> Exercise aim
Reproduce the listing below in full and without alteration, apart from its pictures.

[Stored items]
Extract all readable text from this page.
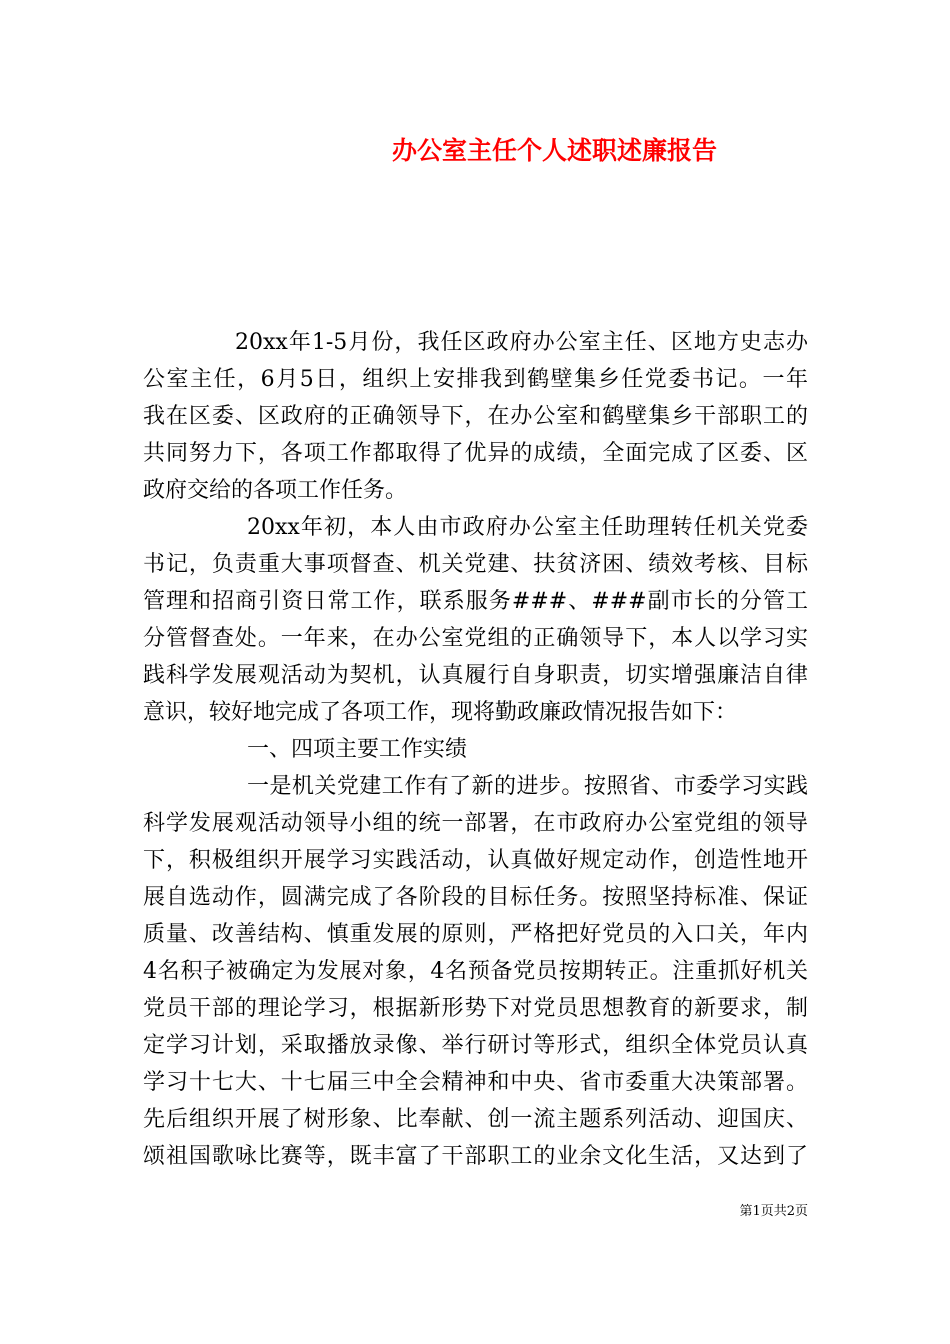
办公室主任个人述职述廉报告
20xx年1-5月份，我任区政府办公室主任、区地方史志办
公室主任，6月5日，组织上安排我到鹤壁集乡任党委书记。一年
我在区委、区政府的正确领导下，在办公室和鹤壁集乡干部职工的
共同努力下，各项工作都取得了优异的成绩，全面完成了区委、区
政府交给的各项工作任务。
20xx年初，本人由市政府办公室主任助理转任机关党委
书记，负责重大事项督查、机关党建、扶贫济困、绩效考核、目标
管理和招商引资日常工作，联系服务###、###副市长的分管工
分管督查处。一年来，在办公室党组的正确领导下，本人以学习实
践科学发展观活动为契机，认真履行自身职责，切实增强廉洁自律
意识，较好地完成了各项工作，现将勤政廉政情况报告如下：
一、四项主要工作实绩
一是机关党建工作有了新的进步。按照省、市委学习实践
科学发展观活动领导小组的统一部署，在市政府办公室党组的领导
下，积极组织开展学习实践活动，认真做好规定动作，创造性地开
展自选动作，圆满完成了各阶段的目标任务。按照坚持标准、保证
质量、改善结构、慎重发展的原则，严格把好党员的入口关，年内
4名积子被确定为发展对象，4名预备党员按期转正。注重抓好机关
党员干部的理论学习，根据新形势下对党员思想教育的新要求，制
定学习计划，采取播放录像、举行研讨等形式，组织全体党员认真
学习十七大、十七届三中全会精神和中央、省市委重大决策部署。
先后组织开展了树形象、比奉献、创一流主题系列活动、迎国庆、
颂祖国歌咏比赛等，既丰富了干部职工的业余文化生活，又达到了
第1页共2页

> Written response
Extract all readable text from this page.
办公室主任个人述职述廉报告
20xx年1-5月份，我任区政府办公室主任、区地方史志办
公室主任，6月5日，组织上安排我到鹤壁集乡任党委书记。一年
我在区委、区政府的正确领导下，在办公室和鹤壁集乡干部职工的
共同努力下，各项工作都取得了优异的成绩，全面完成了区委、区
政府交给的各项工作任务。
20xx年初，本人由市政府办公室主任助理转任机关党委
书记，负责重大事项督查、机关党建、扶贫济困、绩效考核、目标
管理和招商引资日常工作，联系服务###、###副市长的分管工
分管督查处。一年来，在办公室党组的正确领导下，本人以学习实
践科学发展观活动为契机，认真履行自身职责，切实增强廉洁自律
意识，较好地完成了各项工作，现将勤政廉政情况报告如下：
一、四项主要工作实绩
一是机关党建工作有了新的进步。按照省、市委学习实践
科学发展观活动领导小组的统一部署，在市政府办公室党组的领导
下，积极组织开展学习实践活动，认真做好规定动作，创造性地开
展自选动作，圆满完成了各阶段的目标任务。按照坚持标准、保证
质量、改善结构、慎重发展的原则，严格把好党员的入口关，年内
4名积子被确定为发展对象，4名预备党员按期转正。注重抓好机关
党员干部的理论学习，根据新形势下对党员思想教育的新要求，制
定学习计划，采取播放录像、举行研讨等形式，组织全体党员认真
学习十七大、十七届三中全会精神和中央、省市委重大决策部署。
先后组织开展了树形象、比奉献、创一流主题系列活动、迎国庆、
颂祖国歌咏比赛等，既丰富了干部职工的业余文化生活，又达到了
第1页共2页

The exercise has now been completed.